### Extracted material

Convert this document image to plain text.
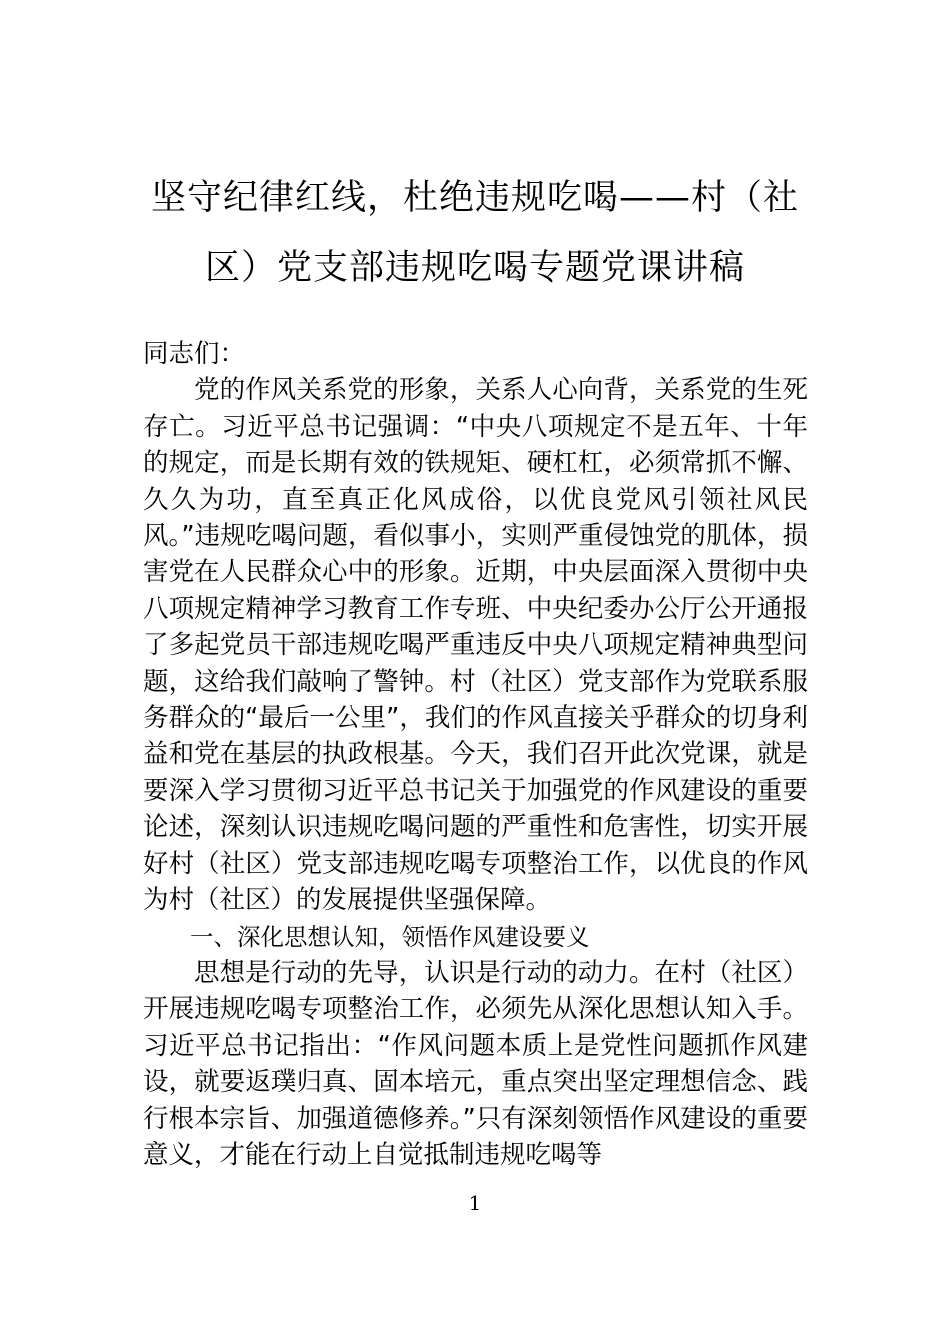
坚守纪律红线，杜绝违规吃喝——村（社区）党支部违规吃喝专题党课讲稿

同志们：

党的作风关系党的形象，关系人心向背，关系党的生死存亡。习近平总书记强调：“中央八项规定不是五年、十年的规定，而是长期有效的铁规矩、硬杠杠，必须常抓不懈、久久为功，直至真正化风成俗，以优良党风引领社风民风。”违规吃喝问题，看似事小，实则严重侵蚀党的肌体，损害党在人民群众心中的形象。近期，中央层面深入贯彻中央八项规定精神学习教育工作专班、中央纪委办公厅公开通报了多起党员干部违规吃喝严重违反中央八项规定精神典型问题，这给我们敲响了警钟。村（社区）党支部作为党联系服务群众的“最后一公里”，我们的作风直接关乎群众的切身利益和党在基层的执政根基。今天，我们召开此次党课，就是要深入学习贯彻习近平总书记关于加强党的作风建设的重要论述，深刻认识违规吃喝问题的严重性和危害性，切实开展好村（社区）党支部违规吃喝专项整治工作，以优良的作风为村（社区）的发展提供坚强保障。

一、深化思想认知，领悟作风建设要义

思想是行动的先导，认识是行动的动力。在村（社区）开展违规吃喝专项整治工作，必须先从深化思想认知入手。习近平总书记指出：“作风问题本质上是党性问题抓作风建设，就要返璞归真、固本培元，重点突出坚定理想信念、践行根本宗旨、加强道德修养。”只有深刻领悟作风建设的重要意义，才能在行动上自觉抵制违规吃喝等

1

######

Written instruction: Give back all entries exactly. No pictures belong in the copy.

Answer in full:
Convert this document image to plain text.
坚守纪律红线，杜绝违规吃喝——村（社区）党支部违规吃喝专题党课讲稿

同志们：

党的作风关系党的形象，关系人心向背，关系党的生死存亡。习近平总书记强调：“中央八项规定不是五年、十年的规定，而是长期有效的铁规矩、硬杠杠，必须常抓不懈、久久为功，直至真正化风成俗，以优良党风引领社风民风。”违规吃喝问题，看似事小，实则严重侵蚀党的肌体，损害党在人民群众心中的形象。近期，中央层面深入贯彻中央八项规定精神学习教育工作专班、中央纪委办公厅公开通报了多起党员干部违规吃喝严重违反中央八项规定精神典型问题，这给我们敲响了警钟。村（社区）党支部作为党联系服务群众的“最后一公里”，我们的作风直接关乎群众的切身利益和党在基层的执政根基。今天，我们召开此次党课，就是要深入学习贯彻习近平总书记关于加强党的作风建设的重要论述，深刻认识违规吃喝问题的严重性和危害性，切实开展好村（社区）党支部违规吃喝专项整治工作，以优良的作风为村（社区）的发展提供坚强保障。

一、深化思想认知，领悟作风建设要义

思想是行动的先导，认识是行动的动力。在村（社区）开展违规吃喝专项整治工作，必须先从深化思想认知入手。习近平总书记指出：“作风问题本质上是党性问题抓作风建设，就要返璞归真、固本培元，重点突出坚定理想信念、践行根本宗旨、加强道德修养。”只有深刻领悟作风建设的重要意义，才能在行动上自觉抵制违规吃喝等

1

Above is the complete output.